[Records from a collection of figures]
^^^^^^^^^^^^^^^^

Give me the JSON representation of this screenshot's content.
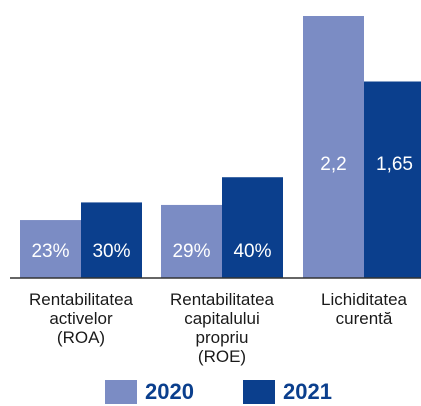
{
  "chart_data": [
    {
      "type": "bar",
      "categories": [
        "Rentabilitatea activelor (ROA)",
        "Rentabilitatea capitalului propriu (ROE)"
      ],
      "series": [
        {
          "name": "2020",
          "color": "#7b8cc4",
          "values": [
            23,
            29
          ],
          "value_labels": [
            "23%",
            "29%"
          ]
        },
        {
          "name": "2021",
          "color": "#0b3f8d",
          "values": [
            30,
            40
          ],
          "value_labels": [
            "30%",
            "40%"
          ]
        }
      ],
      "ylim": [
        0,
        104
      ]
    },
    {
      "type": "bar",
      "categories": [
        "Lichiditatea curentă"
      ],
      "series": [
        {
          "color": "#7b8cc4",
          "values": [
            2.2
          ],
          "value_labels": [
            "2,2"
          ]
        },
        {
          "color": "#0b3f8d",
          "values": [
            1.65
          ],
          "value_labels": [
            "1,65"
          ]
        }
      ],
      "ylim": [
        0,
        2.2
      ]
    }
  ]
}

^^^^^^^^^^^^^^^^

§ **Stated goal**:
The required output is the number of lines containing the word "Rentabilitatea", and nothing besides.

§ **Task solution**:
2